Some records
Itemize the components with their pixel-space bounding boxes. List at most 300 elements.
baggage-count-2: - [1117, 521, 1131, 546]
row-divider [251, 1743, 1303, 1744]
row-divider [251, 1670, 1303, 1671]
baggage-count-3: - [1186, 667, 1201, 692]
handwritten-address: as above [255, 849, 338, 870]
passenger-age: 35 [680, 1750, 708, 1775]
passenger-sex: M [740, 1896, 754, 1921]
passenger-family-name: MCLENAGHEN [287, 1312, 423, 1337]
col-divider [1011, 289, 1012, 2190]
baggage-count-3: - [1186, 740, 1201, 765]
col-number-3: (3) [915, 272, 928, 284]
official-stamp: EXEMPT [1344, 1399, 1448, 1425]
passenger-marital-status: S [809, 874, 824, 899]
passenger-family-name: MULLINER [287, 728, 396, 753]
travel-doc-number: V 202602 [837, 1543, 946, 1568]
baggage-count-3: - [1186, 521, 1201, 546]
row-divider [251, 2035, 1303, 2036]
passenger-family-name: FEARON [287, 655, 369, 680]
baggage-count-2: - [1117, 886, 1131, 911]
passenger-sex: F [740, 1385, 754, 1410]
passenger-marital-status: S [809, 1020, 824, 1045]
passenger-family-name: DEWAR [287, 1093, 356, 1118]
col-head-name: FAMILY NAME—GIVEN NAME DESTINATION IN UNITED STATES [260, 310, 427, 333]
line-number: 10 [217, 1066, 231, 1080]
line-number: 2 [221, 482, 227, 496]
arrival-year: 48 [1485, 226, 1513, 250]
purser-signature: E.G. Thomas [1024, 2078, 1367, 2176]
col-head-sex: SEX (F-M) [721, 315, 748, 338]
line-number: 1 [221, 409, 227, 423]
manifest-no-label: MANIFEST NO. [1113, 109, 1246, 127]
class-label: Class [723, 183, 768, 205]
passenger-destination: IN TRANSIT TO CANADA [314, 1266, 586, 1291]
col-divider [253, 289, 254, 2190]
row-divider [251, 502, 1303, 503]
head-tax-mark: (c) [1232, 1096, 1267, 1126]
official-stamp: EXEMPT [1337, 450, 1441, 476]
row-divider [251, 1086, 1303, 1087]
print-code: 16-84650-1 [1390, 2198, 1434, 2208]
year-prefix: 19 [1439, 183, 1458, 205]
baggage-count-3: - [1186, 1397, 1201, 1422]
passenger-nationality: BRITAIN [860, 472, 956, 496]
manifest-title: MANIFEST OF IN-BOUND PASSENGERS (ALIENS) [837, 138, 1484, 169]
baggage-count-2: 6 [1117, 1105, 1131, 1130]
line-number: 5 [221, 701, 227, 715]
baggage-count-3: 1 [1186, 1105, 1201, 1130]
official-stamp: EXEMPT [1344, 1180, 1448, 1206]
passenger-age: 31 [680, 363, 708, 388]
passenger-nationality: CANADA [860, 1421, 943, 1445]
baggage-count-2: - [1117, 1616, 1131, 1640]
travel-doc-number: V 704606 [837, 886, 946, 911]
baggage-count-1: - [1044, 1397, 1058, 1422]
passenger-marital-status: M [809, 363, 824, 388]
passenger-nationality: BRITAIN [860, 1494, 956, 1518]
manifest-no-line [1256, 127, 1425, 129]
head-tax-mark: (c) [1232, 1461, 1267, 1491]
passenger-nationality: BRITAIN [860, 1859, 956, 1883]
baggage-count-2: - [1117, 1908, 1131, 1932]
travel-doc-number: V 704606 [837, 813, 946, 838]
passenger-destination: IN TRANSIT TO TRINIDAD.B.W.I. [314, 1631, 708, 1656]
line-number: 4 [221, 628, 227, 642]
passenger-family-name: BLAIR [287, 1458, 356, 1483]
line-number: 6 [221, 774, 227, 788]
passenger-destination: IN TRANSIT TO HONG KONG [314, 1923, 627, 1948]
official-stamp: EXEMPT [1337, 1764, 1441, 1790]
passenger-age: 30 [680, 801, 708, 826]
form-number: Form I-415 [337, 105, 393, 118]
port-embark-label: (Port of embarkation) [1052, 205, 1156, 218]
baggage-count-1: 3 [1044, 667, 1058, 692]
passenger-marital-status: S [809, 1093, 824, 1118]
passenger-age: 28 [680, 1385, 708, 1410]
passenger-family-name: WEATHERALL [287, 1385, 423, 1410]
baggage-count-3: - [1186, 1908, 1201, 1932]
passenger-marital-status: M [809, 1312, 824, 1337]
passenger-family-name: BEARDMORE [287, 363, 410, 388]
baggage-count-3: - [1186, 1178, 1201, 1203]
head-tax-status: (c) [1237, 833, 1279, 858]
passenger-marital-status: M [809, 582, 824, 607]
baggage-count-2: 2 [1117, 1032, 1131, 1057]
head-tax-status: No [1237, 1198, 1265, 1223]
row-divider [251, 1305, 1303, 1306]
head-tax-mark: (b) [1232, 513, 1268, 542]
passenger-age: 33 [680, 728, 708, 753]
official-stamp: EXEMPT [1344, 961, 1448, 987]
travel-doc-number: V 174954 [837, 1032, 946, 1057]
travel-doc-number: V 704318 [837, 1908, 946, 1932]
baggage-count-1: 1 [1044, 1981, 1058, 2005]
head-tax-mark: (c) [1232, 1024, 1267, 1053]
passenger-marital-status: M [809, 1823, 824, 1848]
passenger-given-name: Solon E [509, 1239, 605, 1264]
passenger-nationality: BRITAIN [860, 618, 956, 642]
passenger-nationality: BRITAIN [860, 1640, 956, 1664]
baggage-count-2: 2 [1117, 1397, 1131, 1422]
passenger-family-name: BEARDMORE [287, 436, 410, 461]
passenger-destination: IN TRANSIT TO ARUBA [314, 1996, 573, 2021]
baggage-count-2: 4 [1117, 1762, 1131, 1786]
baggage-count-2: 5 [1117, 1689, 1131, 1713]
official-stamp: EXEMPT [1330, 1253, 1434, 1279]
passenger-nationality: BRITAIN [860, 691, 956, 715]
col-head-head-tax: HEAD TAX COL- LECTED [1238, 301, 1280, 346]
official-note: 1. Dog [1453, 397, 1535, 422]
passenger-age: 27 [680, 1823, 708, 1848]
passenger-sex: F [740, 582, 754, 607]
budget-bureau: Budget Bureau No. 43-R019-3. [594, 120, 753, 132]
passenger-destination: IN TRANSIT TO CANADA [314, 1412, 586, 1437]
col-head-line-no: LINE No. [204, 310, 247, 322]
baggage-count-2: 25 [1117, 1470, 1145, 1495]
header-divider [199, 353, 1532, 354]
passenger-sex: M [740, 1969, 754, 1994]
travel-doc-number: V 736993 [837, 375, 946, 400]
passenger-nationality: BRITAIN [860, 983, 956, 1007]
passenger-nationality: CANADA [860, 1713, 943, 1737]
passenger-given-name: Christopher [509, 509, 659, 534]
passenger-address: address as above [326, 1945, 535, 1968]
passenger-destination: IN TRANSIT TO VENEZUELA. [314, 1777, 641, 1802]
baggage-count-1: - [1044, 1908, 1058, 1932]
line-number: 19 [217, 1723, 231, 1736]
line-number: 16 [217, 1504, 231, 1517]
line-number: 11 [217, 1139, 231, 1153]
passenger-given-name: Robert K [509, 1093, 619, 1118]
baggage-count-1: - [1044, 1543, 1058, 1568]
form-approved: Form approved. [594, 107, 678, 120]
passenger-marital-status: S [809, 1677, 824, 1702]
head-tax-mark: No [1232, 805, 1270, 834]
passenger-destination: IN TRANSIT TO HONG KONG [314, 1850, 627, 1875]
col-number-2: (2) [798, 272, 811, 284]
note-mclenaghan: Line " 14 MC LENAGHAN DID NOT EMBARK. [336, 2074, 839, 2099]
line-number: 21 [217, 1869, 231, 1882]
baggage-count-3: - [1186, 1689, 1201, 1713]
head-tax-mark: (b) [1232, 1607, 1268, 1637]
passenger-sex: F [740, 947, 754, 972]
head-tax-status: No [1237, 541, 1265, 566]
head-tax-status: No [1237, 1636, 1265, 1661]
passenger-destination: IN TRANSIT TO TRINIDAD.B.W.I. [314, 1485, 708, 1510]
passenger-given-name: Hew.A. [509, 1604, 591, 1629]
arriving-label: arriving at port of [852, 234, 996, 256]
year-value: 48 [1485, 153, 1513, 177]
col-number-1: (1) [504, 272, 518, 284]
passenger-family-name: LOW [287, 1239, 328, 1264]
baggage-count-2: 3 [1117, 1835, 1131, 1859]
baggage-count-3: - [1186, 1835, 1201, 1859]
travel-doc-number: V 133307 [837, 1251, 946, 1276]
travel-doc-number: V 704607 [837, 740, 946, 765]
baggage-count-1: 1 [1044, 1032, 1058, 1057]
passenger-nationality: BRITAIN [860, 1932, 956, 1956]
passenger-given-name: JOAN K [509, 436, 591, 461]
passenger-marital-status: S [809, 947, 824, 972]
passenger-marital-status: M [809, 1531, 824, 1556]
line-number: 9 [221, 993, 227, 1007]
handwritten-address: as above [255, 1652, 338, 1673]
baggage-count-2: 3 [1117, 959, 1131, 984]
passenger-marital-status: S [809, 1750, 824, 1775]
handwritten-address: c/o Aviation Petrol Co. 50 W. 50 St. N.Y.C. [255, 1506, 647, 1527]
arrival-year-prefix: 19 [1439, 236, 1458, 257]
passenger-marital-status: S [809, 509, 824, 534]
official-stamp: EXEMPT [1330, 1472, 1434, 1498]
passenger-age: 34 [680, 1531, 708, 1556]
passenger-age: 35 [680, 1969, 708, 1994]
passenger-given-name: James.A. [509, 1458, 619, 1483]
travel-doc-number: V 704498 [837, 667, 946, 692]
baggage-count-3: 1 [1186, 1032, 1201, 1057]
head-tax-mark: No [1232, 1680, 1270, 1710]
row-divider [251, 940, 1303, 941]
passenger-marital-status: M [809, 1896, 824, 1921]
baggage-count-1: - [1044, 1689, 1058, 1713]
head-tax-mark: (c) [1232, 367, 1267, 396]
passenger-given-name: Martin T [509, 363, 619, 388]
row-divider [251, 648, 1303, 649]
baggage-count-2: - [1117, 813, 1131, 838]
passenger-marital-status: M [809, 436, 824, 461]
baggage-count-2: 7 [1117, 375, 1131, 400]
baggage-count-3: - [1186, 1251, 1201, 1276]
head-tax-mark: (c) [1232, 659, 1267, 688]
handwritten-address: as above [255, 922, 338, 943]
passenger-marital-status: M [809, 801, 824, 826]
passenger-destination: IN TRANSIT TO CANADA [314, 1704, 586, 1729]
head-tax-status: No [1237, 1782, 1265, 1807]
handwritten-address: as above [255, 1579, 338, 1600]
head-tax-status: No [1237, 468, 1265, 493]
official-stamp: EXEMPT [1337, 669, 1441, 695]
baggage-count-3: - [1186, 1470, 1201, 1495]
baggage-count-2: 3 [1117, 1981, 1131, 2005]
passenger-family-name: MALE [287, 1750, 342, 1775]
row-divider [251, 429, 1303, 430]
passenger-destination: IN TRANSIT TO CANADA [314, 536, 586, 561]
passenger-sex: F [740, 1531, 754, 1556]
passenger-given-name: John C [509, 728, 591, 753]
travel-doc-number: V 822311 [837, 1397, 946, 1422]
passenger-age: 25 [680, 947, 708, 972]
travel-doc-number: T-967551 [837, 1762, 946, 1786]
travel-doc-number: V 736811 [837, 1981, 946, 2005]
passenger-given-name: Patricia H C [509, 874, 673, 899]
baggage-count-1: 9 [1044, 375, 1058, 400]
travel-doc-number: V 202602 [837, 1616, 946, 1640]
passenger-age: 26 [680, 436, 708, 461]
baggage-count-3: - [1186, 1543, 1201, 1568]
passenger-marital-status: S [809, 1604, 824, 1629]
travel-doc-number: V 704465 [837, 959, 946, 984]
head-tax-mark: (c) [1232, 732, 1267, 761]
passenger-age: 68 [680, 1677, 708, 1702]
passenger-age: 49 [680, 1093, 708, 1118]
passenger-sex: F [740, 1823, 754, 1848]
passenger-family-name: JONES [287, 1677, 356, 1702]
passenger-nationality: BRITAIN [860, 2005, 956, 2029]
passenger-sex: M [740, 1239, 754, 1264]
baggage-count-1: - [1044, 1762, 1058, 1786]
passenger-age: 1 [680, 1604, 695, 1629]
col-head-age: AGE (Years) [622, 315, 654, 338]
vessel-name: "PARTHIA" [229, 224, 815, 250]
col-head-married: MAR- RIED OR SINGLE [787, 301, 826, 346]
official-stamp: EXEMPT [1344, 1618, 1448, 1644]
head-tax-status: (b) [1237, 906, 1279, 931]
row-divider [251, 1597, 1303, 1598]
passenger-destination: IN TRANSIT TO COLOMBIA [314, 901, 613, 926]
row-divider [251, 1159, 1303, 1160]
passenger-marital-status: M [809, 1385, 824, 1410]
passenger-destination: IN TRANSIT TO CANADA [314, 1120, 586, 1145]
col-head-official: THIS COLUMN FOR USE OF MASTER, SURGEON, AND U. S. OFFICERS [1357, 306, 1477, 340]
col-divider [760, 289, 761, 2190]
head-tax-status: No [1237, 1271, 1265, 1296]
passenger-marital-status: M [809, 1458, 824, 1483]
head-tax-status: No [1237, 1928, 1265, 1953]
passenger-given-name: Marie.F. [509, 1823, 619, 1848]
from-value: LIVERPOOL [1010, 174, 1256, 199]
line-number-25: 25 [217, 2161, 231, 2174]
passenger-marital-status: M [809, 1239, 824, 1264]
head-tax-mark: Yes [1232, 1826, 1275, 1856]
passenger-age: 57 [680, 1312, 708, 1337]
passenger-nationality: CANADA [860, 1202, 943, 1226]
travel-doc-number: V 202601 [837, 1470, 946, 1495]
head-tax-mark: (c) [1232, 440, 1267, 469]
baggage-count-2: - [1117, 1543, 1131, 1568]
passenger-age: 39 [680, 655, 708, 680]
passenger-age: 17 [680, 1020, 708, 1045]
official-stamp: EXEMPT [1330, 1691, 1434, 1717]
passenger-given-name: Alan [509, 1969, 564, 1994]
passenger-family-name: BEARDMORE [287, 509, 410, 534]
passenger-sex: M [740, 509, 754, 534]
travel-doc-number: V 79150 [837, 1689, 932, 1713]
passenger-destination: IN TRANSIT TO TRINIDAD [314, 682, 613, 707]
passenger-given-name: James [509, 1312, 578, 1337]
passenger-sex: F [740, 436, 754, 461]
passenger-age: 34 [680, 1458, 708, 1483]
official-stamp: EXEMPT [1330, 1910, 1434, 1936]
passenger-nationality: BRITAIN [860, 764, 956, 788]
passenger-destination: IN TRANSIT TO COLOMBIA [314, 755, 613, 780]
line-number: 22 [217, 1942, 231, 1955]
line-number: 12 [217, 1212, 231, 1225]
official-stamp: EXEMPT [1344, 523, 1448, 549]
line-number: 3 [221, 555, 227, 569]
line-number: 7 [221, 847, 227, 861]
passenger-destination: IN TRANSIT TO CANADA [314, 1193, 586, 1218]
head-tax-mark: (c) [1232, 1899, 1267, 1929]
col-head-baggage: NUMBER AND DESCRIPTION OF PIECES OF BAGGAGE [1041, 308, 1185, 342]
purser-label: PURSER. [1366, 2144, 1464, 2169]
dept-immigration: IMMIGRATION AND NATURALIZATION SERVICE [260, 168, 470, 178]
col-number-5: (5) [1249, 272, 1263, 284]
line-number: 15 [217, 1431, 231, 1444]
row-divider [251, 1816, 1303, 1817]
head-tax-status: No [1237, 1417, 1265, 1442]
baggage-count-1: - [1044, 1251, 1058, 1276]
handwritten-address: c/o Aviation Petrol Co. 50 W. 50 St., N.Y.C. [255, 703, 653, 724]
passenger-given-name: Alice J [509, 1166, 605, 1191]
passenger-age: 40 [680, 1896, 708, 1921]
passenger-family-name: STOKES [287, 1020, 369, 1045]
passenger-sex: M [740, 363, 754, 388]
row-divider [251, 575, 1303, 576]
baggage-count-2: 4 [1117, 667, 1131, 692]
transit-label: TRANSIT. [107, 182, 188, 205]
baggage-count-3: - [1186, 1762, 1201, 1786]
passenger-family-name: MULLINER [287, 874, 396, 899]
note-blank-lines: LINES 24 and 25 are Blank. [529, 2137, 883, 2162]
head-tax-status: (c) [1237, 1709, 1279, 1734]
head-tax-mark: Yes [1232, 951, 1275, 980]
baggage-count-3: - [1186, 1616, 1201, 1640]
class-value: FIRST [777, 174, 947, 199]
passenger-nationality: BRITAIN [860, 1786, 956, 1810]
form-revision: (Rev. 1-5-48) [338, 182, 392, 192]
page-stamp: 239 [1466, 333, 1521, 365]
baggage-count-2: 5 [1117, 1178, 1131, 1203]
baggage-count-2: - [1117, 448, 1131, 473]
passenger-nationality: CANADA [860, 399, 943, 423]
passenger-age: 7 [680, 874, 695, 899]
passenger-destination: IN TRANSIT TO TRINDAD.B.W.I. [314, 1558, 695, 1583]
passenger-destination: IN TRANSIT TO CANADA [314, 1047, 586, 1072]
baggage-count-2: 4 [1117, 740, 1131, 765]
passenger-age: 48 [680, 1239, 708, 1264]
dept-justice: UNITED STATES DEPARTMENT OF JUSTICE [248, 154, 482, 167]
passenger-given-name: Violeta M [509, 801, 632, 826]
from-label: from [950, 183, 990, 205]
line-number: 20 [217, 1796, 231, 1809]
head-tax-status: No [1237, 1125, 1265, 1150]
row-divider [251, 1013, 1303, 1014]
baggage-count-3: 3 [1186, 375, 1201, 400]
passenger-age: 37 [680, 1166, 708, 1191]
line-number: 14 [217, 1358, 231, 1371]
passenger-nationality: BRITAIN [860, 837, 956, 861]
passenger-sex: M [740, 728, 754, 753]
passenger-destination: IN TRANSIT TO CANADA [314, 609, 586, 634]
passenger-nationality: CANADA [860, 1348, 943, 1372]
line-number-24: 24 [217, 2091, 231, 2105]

AIM:
Update the material, starting at its first line and ending at the line containing "purser-signature: E.G. Thomas", by changing every "row-divider" to "row-separator". Reproduce only those lines, with everything else left unchanged.

FINISHED TASK:
Itemize the components with their pixel-space bounding boxes. List at most 300 elements.
baggage-count-2: - [1117, 521, 1131, 546]
row-separator [251, 1743, 1303, 1744]
row-separator [251, 1670, 1303, 1671]
baggage-count-3: - [1186, 667, 1201, 692]
handwritten-address: as above [255, 849, 338, 870]
passenger-age: 35 [680, 1750, 708, 1775]
passenger-sex: M [740, 1896, 754, 1921]
passenger-family-name: MCLENAGHEN [287, 1312, 423, 1337]
col-divider [1011, 289, 1012, 2190]
baggage-count-3: - [1186, 740, 1201, 765]
col-number-3: (3) [915, 272, 928, 284]
official-stamp: EXEMPT [1344, 1399, 1448, 1425]
passenger-marital-status: S [809, 874, 824, 899]
passenger-family-name: MULLINER [287, 728, 396, 753]
travel-doc-number: V 202602 [837, 1543, 946, 1568]
baggage-count-3: - [1186, 521, 1201, 546]
row-separator [251, 2035, 1303, 2036]
passenger-family-name: FEARON [287, 655, 369, 680]
baggage-count-2: - [1117, 886, 1131, 911]
passenger-sex: F [740, 1385, 754, 1410]
passenger-marital-status: S [809, 1020, 824, 1045]
passenger-family-name: DEWAR [287, 1093, 356, 1118]
col-head-name: FAMILY NAME—GIVEN NAME DESTINATION IN UNITED STATES [260, 310, 427, 333]
line-number: 10 [217, 1066, 231, 1080]
line-number: 2 [221, 482, 227, 496]
arrival-year: 48 [1485, 226, 1513, 250]
purser-signature: E.G. Thomas [1024, 2078, 1367, 2176]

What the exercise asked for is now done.